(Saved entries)
::::::::

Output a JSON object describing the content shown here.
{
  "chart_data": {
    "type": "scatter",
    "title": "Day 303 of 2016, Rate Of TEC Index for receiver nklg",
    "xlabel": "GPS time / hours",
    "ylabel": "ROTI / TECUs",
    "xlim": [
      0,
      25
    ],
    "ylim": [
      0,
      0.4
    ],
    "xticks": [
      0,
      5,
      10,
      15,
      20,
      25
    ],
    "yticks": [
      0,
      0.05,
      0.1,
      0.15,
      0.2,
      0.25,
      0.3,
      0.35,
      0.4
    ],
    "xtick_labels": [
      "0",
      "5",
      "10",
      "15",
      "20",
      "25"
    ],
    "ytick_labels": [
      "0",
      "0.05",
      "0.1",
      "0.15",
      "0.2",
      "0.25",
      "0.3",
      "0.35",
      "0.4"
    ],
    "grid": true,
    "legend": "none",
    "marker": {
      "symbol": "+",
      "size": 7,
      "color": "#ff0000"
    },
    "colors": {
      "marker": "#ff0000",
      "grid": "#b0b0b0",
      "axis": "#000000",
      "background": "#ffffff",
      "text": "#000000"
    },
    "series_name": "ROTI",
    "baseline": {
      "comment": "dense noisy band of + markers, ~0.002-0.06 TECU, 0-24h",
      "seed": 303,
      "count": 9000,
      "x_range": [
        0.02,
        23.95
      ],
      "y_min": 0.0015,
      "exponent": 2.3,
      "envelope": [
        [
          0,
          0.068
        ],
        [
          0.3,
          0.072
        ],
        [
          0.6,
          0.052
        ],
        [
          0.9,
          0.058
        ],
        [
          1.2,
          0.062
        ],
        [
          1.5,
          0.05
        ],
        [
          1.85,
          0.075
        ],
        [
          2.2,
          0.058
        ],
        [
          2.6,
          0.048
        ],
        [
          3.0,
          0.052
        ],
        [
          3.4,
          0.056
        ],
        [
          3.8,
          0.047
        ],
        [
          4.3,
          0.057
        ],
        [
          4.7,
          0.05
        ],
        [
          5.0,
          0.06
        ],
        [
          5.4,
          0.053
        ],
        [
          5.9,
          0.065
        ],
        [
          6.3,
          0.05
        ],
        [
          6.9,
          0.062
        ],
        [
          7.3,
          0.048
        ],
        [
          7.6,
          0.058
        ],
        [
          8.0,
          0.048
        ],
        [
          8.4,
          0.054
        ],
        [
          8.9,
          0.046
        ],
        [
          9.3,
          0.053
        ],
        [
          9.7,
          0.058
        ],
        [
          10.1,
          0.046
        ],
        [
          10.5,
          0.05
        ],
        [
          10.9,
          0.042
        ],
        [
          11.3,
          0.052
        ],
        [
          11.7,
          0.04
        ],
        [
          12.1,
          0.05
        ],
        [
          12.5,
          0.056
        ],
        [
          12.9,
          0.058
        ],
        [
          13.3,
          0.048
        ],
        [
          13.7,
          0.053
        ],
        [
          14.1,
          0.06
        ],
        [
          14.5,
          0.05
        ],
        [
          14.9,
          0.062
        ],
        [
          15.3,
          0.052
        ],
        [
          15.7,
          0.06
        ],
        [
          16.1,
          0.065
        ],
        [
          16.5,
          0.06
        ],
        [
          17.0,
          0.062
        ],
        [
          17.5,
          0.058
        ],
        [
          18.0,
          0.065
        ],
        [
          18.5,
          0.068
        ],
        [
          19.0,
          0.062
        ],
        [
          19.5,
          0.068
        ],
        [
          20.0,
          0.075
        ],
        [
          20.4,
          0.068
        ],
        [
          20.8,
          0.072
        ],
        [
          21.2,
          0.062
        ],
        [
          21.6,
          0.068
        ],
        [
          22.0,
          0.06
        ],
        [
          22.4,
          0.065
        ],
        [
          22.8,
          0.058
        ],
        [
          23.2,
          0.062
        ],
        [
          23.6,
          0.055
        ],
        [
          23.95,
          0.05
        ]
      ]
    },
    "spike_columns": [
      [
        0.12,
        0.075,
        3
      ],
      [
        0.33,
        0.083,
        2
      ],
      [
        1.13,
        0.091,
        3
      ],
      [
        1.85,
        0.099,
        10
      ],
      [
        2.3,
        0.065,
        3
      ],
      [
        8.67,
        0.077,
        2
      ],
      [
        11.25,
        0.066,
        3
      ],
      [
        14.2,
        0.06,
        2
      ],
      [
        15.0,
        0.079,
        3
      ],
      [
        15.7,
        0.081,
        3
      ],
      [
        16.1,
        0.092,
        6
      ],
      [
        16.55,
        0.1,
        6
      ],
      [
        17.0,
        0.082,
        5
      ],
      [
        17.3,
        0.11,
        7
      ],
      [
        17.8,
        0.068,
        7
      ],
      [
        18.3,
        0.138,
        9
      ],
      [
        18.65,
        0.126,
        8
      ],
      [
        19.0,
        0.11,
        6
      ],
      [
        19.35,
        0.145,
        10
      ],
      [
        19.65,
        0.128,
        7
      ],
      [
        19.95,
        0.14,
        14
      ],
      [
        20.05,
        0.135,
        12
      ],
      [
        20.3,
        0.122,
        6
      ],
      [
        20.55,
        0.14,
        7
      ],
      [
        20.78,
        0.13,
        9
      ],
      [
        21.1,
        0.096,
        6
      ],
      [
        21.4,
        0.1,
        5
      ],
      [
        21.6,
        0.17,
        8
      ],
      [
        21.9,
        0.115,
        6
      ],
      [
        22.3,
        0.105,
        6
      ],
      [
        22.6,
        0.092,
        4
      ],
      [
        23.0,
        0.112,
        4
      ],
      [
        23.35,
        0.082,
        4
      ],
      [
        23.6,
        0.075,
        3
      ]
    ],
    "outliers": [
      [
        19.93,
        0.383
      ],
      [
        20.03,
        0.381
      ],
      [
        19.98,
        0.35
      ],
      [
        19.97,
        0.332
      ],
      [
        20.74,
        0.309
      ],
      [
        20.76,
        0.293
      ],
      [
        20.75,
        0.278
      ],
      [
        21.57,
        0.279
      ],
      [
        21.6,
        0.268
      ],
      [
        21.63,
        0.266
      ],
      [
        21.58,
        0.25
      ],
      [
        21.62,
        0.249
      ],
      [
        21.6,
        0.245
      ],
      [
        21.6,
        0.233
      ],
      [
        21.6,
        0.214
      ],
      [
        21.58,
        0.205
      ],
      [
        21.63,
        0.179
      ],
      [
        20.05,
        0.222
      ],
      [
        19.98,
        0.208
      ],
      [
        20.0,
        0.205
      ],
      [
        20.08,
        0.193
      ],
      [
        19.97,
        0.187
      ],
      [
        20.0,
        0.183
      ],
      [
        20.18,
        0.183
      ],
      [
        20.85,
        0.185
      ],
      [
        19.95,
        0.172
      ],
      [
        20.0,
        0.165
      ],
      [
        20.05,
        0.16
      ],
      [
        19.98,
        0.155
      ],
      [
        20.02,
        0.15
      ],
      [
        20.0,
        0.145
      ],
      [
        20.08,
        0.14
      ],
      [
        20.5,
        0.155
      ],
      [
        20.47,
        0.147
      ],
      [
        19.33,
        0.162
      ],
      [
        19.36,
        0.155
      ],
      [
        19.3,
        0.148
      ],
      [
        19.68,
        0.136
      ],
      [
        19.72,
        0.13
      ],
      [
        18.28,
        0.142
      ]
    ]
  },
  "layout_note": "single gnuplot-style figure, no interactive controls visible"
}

::::::::

What you should do: All entries shown above should be printed again exactly.

Result of the task:
Output a JSON object describing the content shown here.
{
  "chart_data": {
    "type": "scatter",
    "title": "Day 303 of 2016, Rate Of TEC Index for receiver nklg",
    "xlabel": "GPS time / hours",
    "ylabel": "ROTI / TECUs",
    "xlim": [
      0,
      25
    ],
    "ylim": [
      0,
      0.4
    ],
    "xticks": [
      0,
      5,
      10,
      15,
      20,
      25
    ],
    "yticks": [
      0,
      0.05,
      0.1,
      0.15,
      0.2,
      0.25,
      0.3,
      0.35,
      0.4
    ],
    "xtick_labels": [
      "0",
      "5",
      "10",
      "15",
      "20",
      "25"
    ],
    "ytick_labels": [
      "0",
      "0.05",
      "0.1",
      "0.15",
      "0.2",
      "0.25",
      "0.3",
      "0.35",
      "0.4"
    ],
    "grid": true,
    "legend": "none",
    "marker": {
      "symbol": "+",
      "size": 7,
      "color": "#ff0000"
    },
    "colors": {
      "marker": "#ff0000",
      "grid": "#b0b0b0",
      "axis": "#000000",
      "background": "#ffffff",
      "text": "#000000"
    },
    "series_name": "ROTI",
    "baseline": {
      "comment": "dense noisy band of + markers, ~0.002-0.06 TECU, 0-24h",
      "seed": 303,
      "count": 9000,
      "x_range": [
        0.02,
        23.95
      ],
      "y_min": 0.0015,
      "exponent": 2.3,
      "envelope": [
        [
          0,
          0.068
        ],
        [
          0.3,
          0.072
        ],
        [
          0.6,
          0.052
        ],
        [
          0.9,
          0.058
        ],
        [
          1.2,
          0.062
        ],
        [
          1.5,
          0.05
        ],
        [
          1.85,
          0.075
        ],
        [
          2.2,
          0.058
        ],
        [
          2.6,
          0.048
        ],
        [
          3.0,
          0.052
        ],
        [
          3.4,
          0.056
        ],
        [
          3.8,
          0.047
        ],
        [
          4.3,
          0.057
        ],
        [
          4.7,
          0.05
        ],
        [
          5.0,
          0.06
        ],
        [
          5.4,
          0.053
        ],
        [
          5.9,
          0.065
        ],
        [
          6.3,
          0.05
        ],
        [
          6.9,
          0.062
        ],
        [
          7.3,
          0.048
        ],
        [
          7.6,
          0.058
        ],
        [
          8.0,
          0.048
        ],
        [
          8.4,
          0.054
        ],
        [
          8.9,
          0.046
        ],
        [
          9.3,
          0.053
        ],
        [
          9.7,
          0.058
        ],
        [
          10.1,
          0.046
        ],
        [
          10.5,
          0.05
        ],
        [
          10.9,
          0.042
        ],
        [
          11.3,
          0.052
        ],
        [
          11.7,
          0.04
        ],
        [
          12.1,
          0.05
        ],
        [
          12.5,
          0.056
        ],
        [
          12.9,
          0.058
        ],
        [
          13.3,
          0.048
        ],
        [
          13.7,
          0.053
        ],
        [
          14.1,
          0.06
        ],
        [
          14.5,
          0.05
        ],
        [
          14.9,
          0.062
        ],
        [
          15.3,
          0.052
        ],
        [
          15.7,
          0.06
        ],
        [
          16.1,
          0.065
        ],
        [
          16.5,
          0.06
        ],
        [
          17.0,
          0.062
        ],
        [
          17.5,
          0.058
        ],
        [
          18.0,
          0.065
        ],
        [
          18.5,
          0.068
        ],
        [
          19.0,
          0.062
        ],
        [
          19.5,
          0.068
        ],
        [
          20.0,
          0.075
        ],
        [
          20.4,
          0.068
        ],
        [
          20.8,
          0.072
        ],
        [
          21.2,
          0.062
        ],
        [
          21.6,
          0.068
        ],
        [
          22.0,
          0.06
        ],
        [
          22.4,
          0.065
        ],
        [
          22.8,
          0.058
        ],
        [
          23.2,
          0.062
        ],
        [
          23.6,
          0.055
        ],
        [
          23.95,
          0.05
        ]
      ]
    },
    "spike_columns": [
      [
        0.12,
        0.075,
        3
      ],
      [
        0.33,
        0.083,
        2
      ],
      [
        1.13,
        0.091,
        3
      ],
      [
        1.85,
        0.099,
        10
      ],
      [
        2.3,
        0.065,
        3
      ],
      [
        8.67,
        0.077,
        2
      ],
      [
        11.25,
        0.066,
        3
      ],
      [
        14.2,
        0.06,
        2
      ],
      [
        15.0,
        0.079,
        3
      ],
      [
        15.7,
        0.081,
        3
      ],
      [
        16.1,
        0.092,
        6
      ],
      [
        16.55,
        0.1,
        6
      ],
      [
        17.0,
        0.082,
        5
      ],
      [
        17.3,
        0.11,
        7
      ],
      [
        17.8,
        0.068,
        7
      ],
      [
        18.3,
        0.138,
        9
      ],
      [
        18.65,
        0.126,
        8
      ],
      [
        19.0,
        0.11,
        6
      ],
      [
        19.35,
        0.145,
        10
      ],
      [
        19.65,
        0.128,
        7
      ],
      [
        19.95,
        0.14,
        14
      ],
      [
        20.05,
        0.135,
        12
      ],
      [
        20.3,
        0.122,
        6
      ],
      [
        20.55,
        0.14,
        7
      ],
      [
        20.78,
        0.13,
        9
      ],
      [
        21.1,
        0.096,
        6
      ],
      [
        21.4,
        0.1,
        5
      ],
      [
        21.6,
        0.17,
        8
      ],
      [
        21.9,
        0.115,
        6
      ],
      [
        22.3,
        0.105,
        6
      ],
      [
        22.6,
        0.092,
        4
      ],
      [
        23.0,
        0.112,
        4
      ],
      [
        23.35,
        0.082,
        4
      ],
      [
        23.6,
        0.075,
        3
      ]
    ],
    "outliers": [
      [
        19.93,
        0.383
      ],
      [
        20.03,
        0.381
      ],
      [
        19.98,
        0.35
      ],
      [
        19.97,
        0.332
      ],
      [
        20.74,
        0.309
      ],
      [
        20.76,
        0.293
      ],
      [
        20.75,
        0.278
      ],
      [
        21.57,
        0.279
      ],
      [
        21.6,
        0.268
      ],
      [
        21.63,
        0.266
      ],
      [
        21.58,
        0.25
      ],
      [
        21.62,
        0.249
      ],
      [
        21.6,
        0.245
      ],
      [
        21.6,
        0.233
      ],
      [
        21.6,
        0.214
      ],
      [
        21.58,
        0.205
      ],
      [
        21.63,
        0.179
      ],
      [
        20.05,
        0.222
      ],
      [
        19.98,
        0.208
      ],
      [
        20.0,
        0.205
      ],
      [
        20.08,
        0.193
      ],
      [
        19.97,
        0.187
      ],
      [
        20.0,
        0.183
      ],
      [
        20.18,
        0.183
      ],
      [
        20.85,
        0.185
      ],
      [
        19.95,
        0.172
      ],
      [
        20.0,
        0.165
      ],
      [
        20.05,
        0.16
      ],
      [
        19.98,
        0.155
      ],
      [
        20.02,
        0.15
      ],
      [
        20.0,
        0.145
      ],
      [
        20.08,
        0.14
      ],
      [
        20.5,
        0.155
      ],
      [
        20.47,
        0.147
      ],
      [
        19.33,
        0.162
      ],
      [
        19.36,
        0.155
      ],
      [
        19.3,
        0.148
      ],
      [
        19.68,
        0.136
      ],
      [
        19.72,
        0.13
      ],
      [
        18.28,
        0.142
      ]
    ]
  },
  "layout_note": "single gnuplot-style figure, no interactive controls visible"
}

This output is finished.